(Dataset records)
# # # # #

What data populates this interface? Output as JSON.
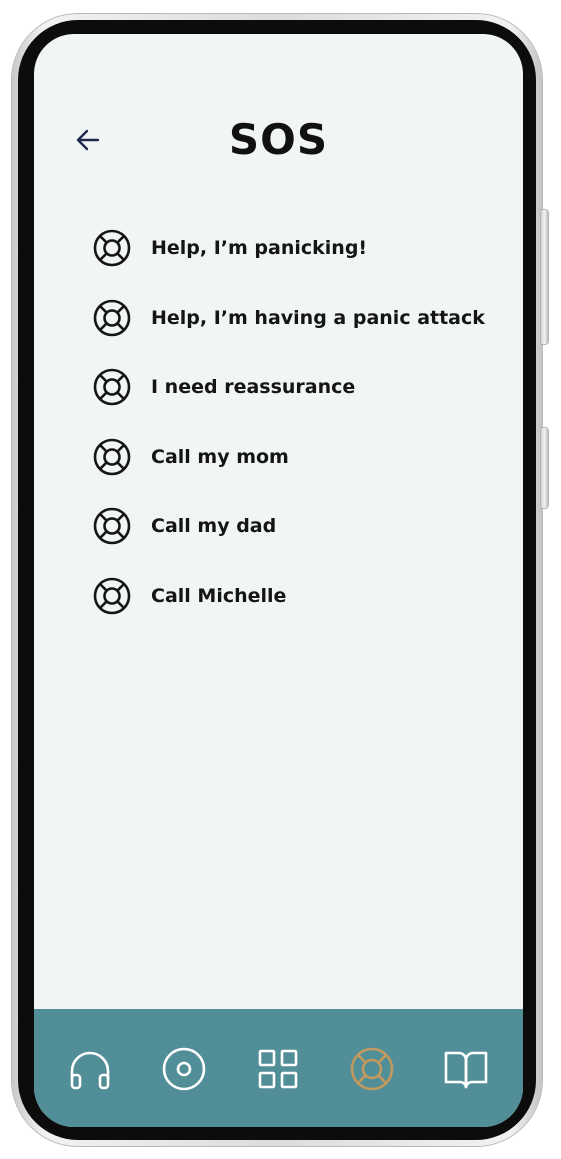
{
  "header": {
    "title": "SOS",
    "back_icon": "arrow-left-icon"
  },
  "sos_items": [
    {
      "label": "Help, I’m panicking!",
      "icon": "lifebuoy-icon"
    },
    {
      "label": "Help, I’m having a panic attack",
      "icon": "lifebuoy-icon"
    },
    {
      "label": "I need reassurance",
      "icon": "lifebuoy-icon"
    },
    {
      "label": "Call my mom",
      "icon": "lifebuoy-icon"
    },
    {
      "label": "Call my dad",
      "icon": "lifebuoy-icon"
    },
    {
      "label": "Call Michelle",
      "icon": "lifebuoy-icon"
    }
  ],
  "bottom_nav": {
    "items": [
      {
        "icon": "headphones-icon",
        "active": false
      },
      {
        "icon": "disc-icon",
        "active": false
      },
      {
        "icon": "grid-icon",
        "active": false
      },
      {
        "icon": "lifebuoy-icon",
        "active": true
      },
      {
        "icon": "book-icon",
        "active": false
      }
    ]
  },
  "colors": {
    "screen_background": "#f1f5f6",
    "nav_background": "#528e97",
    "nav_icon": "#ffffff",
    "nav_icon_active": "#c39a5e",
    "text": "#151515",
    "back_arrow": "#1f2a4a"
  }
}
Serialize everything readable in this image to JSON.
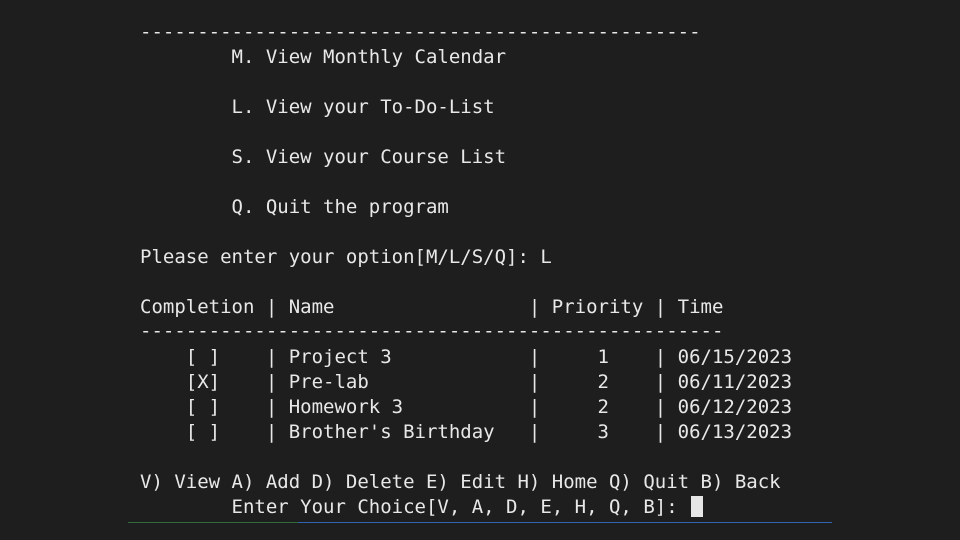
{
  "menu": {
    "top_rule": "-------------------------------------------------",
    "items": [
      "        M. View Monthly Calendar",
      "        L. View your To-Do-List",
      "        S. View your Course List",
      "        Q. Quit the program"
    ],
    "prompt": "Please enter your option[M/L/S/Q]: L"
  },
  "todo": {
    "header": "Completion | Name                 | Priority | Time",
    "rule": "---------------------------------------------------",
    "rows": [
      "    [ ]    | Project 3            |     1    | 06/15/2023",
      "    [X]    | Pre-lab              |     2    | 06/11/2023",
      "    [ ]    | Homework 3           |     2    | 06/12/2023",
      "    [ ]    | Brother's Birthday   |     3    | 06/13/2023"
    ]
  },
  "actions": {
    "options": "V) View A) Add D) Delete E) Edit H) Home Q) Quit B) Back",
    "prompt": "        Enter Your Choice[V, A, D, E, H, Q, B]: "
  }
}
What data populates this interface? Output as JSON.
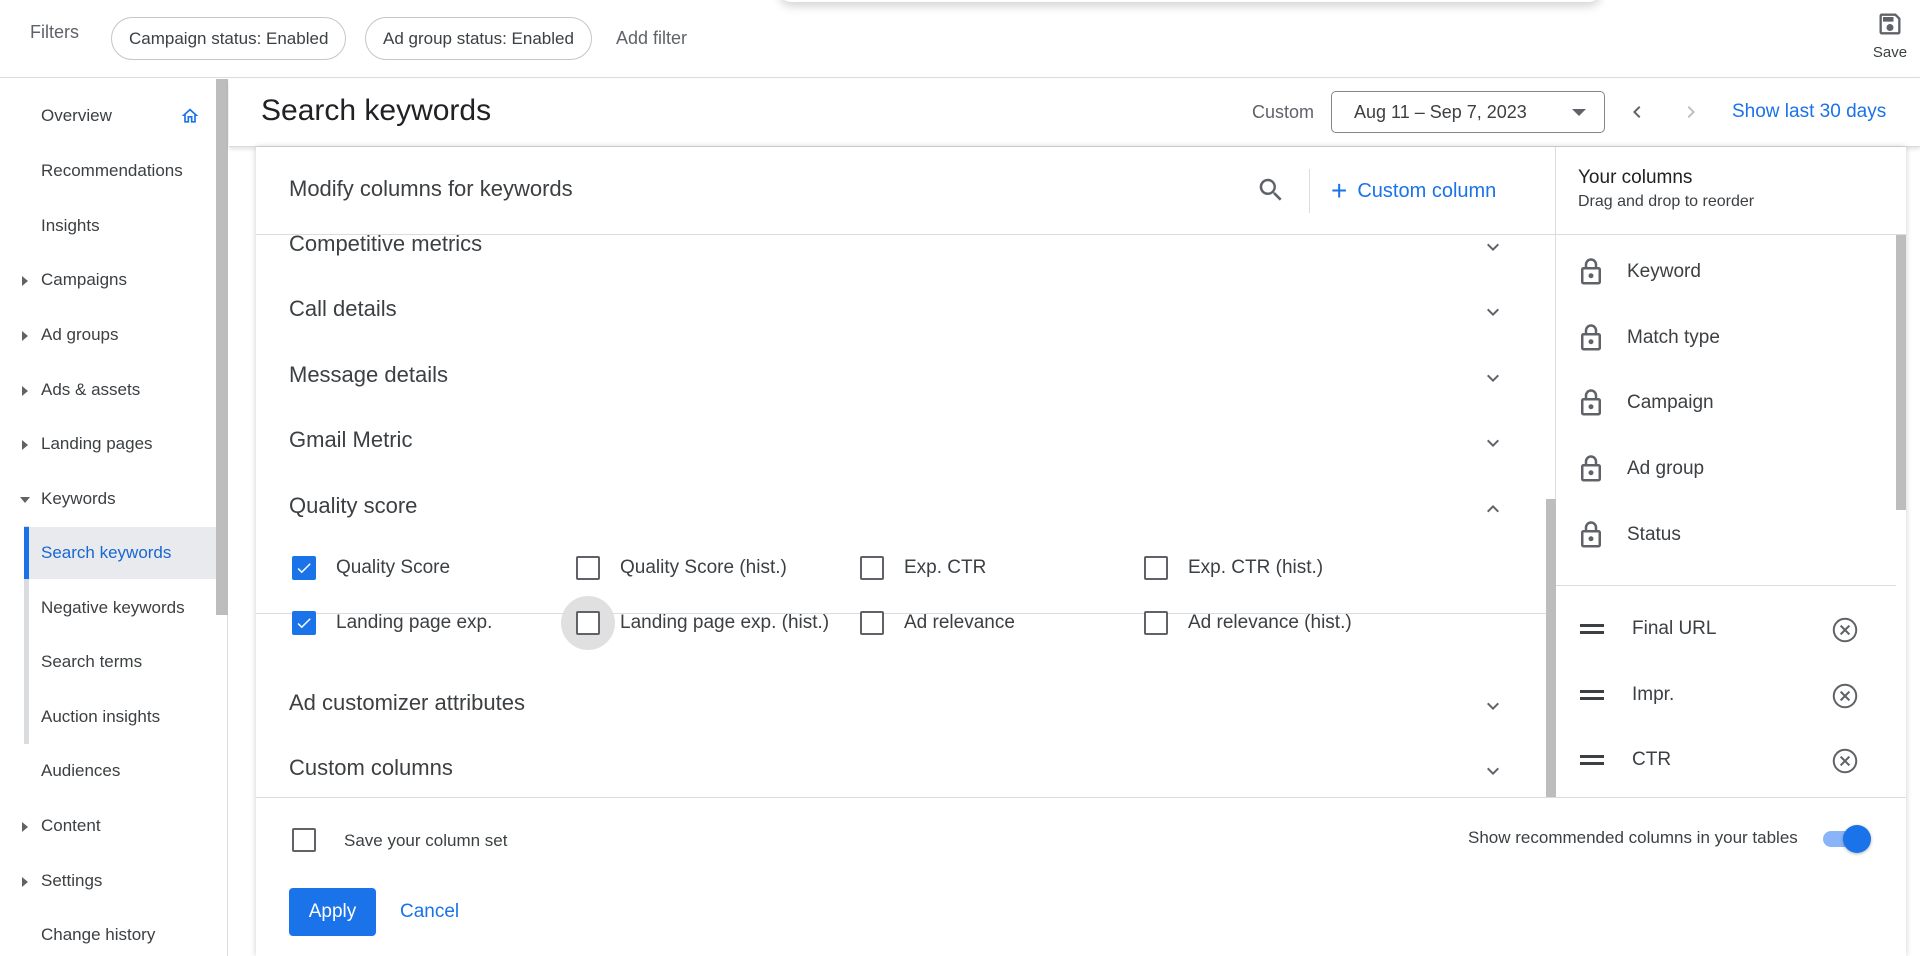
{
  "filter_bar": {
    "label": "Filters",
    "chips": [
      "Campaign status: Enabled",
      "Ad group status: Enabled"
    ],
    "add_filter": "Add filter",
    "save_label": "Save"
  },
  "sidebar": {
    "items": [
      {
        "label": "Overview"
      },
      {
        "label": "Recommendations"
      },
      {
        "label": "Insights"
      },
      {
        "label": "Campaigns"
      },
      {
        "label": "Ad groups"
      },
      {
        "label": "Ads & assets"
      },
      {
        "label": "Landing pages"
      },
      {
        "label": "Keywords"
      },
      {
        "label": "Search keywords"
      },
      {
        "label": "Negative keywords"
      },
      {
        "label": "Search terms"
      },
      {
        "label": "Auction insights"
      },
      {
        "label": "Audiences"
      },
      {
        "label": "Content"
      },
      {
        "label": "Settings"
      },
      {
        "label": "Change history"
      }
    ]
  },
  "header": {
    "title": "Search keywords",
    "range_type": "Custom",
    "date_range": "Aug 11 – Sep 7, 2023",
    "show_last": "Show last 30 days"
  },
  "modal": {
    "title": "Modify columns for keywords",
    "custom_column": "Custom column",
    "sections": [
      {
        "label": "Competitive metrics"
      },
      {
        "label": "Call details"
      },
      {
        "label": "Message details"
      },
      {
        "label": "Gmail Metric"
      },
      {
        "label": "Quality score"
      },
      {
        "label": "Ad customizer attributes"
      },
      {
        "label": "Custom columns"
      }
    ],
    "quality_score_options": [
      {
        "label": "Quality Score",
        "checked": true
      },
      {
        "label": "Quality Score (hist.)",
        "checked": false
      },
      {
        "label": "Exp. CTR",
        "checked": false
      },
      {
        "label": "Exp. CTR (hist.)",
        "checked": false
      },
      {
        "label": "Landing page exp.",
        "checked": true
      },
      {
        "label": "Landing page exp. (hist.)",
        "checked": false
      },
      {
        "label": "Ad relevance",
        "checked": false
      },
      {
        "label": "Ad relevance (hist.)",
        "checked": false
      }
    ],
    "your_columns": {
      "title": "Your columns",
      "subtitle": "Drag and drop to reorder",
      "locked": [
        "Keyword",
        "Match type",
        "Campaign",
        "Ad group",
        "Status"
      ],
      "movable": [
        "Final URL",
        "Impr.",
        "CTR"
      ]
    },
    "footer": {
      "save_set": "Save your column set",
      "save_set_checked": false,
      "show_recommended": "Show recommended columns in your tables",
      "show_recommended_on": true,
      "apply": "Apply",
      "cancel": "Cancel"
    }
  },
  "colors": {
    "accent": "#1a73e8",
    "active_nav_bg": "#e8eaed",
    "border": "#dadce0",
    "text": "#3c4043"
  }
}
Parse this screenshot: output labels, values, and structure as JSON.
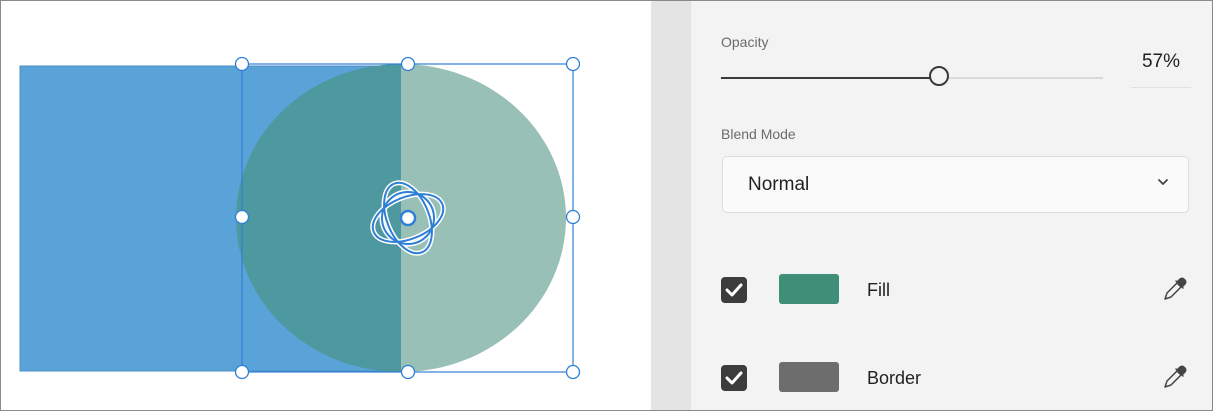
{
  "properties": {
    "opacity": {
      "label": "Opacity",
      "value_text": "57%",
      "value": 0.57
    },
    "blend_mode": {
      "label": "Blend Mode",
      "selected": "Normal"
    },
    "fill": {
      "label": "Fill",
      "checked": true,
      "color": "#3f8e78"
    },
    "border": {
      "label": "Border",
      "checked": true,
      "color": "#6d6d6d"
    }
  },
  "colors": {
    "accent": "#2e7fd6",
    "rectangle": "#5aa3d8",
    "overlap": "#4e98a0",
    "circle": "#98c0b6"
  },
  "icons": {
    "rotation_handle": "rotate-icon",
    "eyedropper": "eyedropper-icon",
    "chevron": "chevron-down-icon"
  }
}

# # # # #

### [Direction]
Copy all lines in the listing above where the string "Enabled" appears.

### [Response to this exercise]
      "Campaign status: Enabled",
      "Ad group status: Enabled"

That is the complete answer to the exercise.